**Provided entries**
^^^^^^^^
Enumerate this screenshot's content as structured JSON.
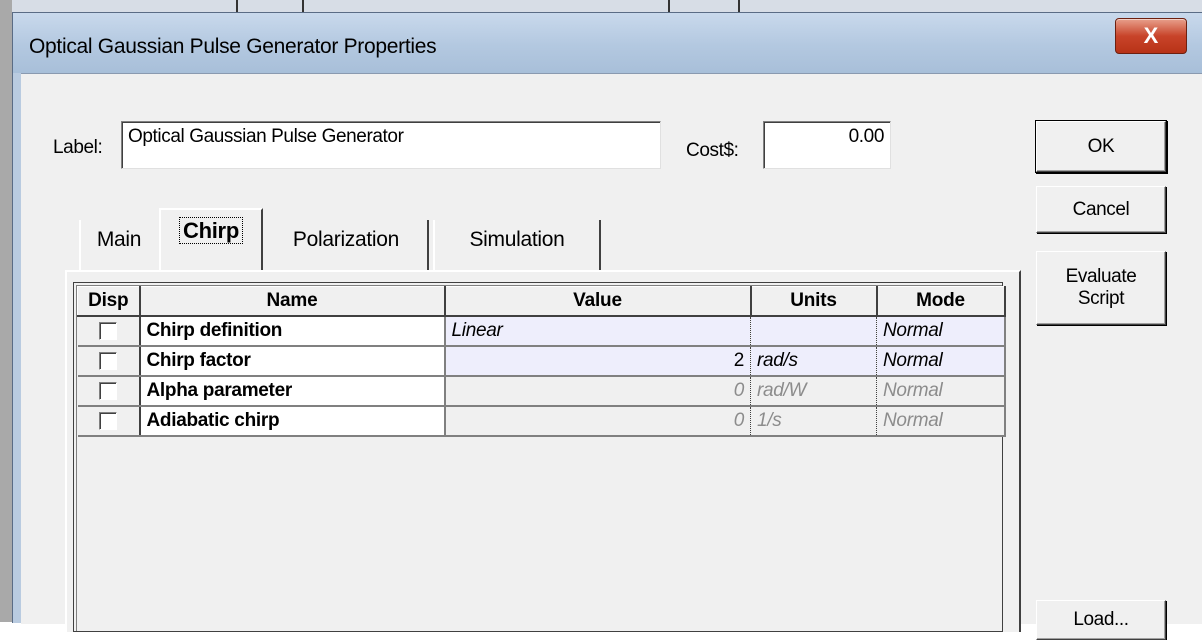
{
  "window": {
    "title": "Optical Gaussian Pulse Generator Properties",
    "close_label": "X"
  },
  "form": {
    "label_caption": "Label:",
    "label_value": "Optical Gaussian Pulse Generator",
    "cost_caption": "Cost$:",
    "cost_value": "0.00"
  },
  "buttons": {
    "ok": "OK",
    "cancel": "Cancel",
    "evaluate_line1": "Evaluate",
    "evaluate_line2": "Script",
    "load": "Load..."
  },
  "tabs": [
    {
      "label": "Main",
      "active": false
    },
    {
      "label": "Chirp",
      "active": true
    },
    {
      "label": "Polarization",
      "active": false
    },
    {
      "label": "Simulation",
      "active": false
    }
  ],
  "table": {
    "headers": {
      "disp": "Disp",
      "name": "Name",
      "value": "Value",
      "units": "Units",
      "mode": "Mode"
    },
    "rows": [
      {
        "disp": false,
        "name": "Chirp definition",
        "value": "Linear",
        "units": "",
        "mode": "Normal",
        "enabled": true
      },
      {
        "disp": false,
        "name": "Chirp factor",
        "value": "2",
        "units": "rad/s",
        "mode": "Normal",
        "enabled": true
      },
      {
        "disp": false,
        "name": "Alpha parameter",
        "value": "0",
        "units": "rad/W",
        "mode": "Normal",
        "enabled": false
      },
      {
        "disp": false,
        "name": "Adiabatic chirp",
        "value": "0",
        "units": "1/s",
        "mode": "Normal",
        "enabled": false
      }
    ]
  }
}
^^^^^^^^
**What you should do**
Reproduce the full material exactly, excluding the pictures.

**Exercise response**
Enumerate this screenshot's content as structured JSON.
{
  "window": {
    "title": "Optical Gaussian Pulse Generator Properties",
    "close_label": "X"
  },
  "form": {
    "label_caption": "Label:",
    "label_value": "Optical Gaussian Pulse Generator",
    "cost_caption": "Cost$:",
    "cost_value": "0.00"
  },
  "buttons": {
    "ok": "OK",
    "cancel": "Cancel",
    "evaluate_line1": "Evaluate",
    "evaluate_line2": "Script",
    "load": "Load..."
  },
  "tabs": [
    {
      "label": "Main",
      "active": false
    },
    {
      "label": "Chirp",
      "active": true
    },
    {
      "label": "Polarization",
      "active": false
    },
    {
      "label": "Simulation",
      "active": false
    }
  ],
  "table": {
    "headers": {
      "disp": "Disp",
      "name": "Name",
      "value": "Value",
      "units": "Units",
      "mode": "Mode"
    },
    "rows": [
      {
        "disp": false,
        "name": "Chirp definition",
        "value": "Linear",
        "units": "",
        "mode": "Normal",
        "enabled": true
      },
      {
        "disp": false,
        "name": "Chirp factor",
        "value": "2",
        "units": "rad/s",
        "mode": "Normal",
        "enabled": true
      },
      {
        "disp": false,
        "name": "Alpha parameter",
        "value": "0",
        "units": "rad/W",
        "mode": "Normal",
        "enabled": false
      },
      {
        "disp": false,
        "name": "Adiabatic chirp",
        "value": "0",
        "units": "1/s",
        "mode": "Normal",
        "enabled": false
      }
    ]
  }
}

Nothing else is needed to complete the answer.